• **DIRECTIVE**:
Once the pictures are set aside, transcribe the remaining data exactly.

※ ※ ※

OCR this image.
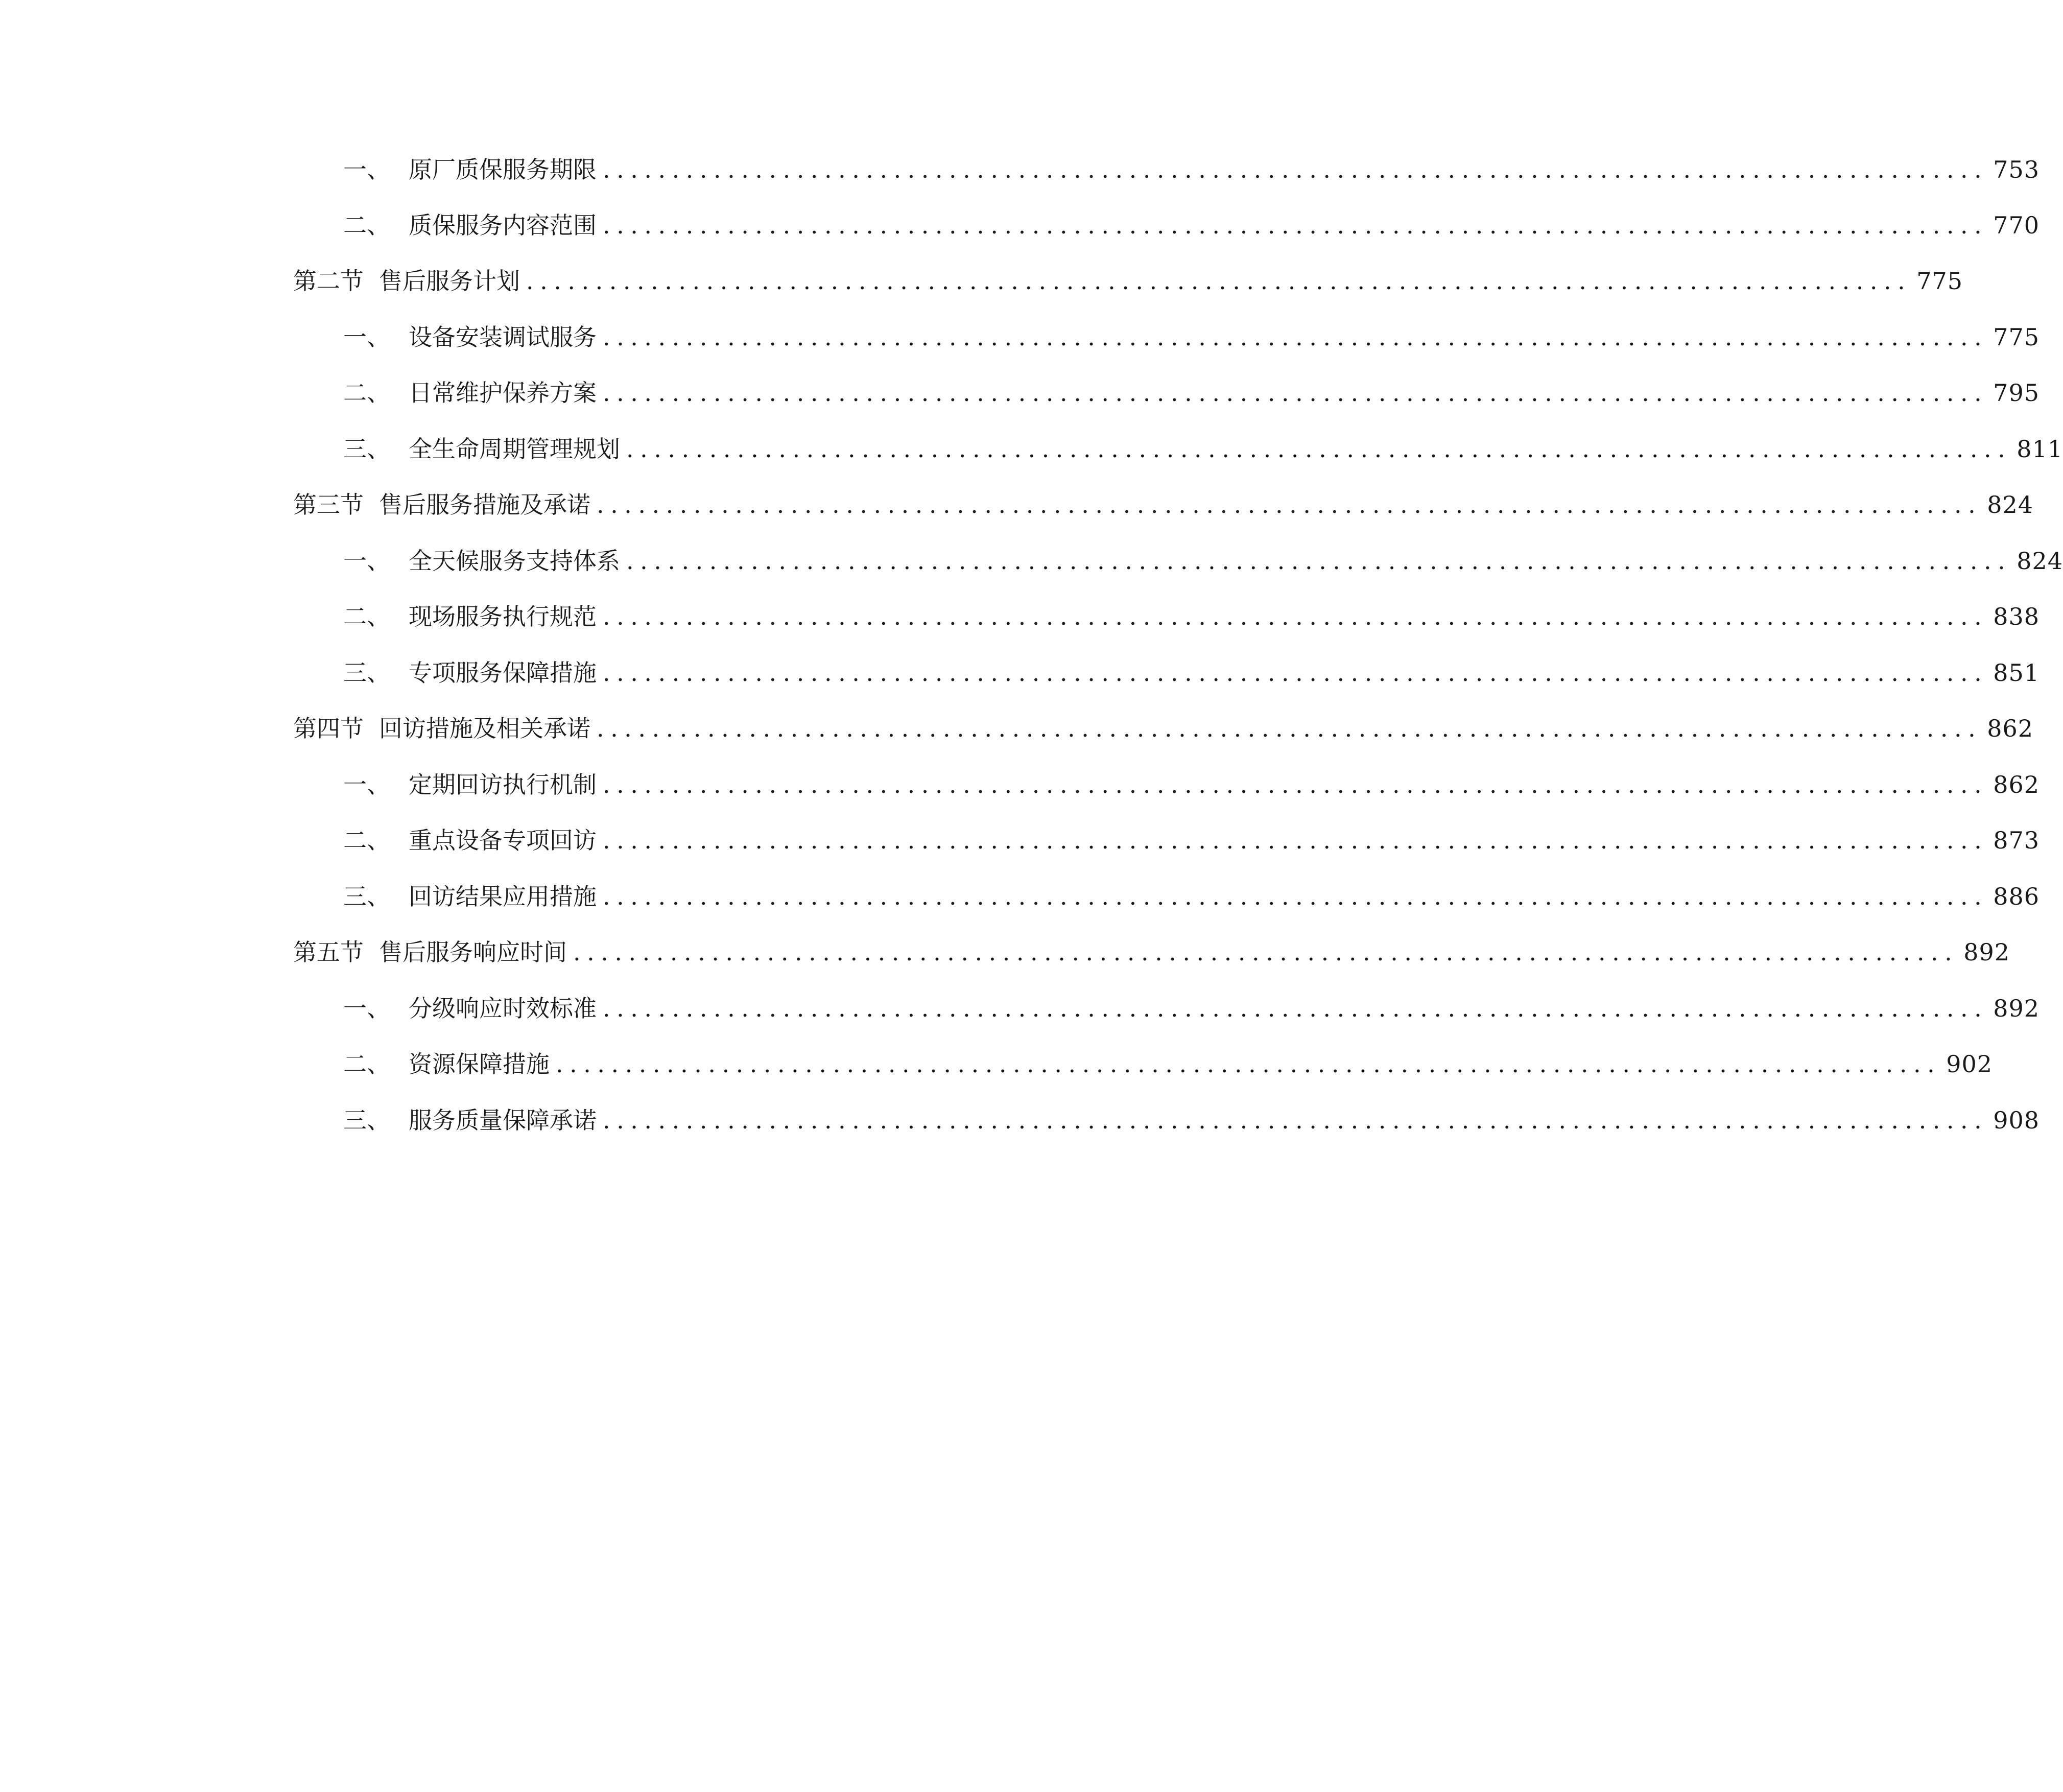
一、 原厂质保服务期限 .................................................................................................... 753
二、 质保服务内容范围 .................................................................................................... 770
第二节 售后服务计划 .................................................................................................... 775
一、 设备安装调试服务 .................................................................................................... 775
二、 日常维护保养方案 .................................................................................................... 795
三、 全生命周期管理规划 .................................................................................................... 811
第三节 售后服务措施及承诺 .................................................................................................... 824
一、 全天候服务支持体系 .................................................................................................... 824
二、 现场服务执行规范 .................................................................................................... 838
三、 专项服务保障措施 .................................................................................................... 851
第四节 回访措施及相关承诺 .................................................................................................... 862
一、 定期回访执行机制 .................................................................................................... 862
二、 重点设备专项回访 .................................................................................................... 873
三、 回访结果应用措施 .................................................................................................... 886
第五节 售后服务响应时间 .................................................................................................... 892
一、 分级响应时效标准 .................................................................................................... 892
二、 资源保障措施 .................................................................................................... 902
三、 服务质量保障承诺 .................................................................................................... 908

※ ※ ※

• **REPLY TO THE TASK**:
OCR this image.
一、 原厂质保服务期限 .................................................................................................... 753
二、 质保服务内容范围 .................................................................................................... 770
第二节 售后服务计划 .................................................................................................... 775
一、 设备安装调试服务 .................................................................................................... 775
二、 日常维护保养方案 .................................................................................................... 795
三、 全生命周期管理规划 .................................................................................................... 811
第三节 售后服务措施及承诺 .................................................................................................... 824
一、 全天候服务支持体系 .................................................................................................... 824
二、 现场服务执行规范 .................................................................................................... 838
三、 专项服务保障措施 .................................................................................................... 851
第四节 回访措施及相关承诺 .................................................................................................... 862
一、 定期回访执行机制 .................................................................................................... 862
二、 重点设备专项回访 .................................................................................................... 873
三、 回访结果应用措施 .................................................................................................... 886
第五节 售后服务响应时间 .................................................................................................... 892
一、 分级响应时效标准 .................................................................................................... 892
二、 资源保障措施 .................................................................................................... 902
三、 服务质量保障承诺 .................................................................................................... 908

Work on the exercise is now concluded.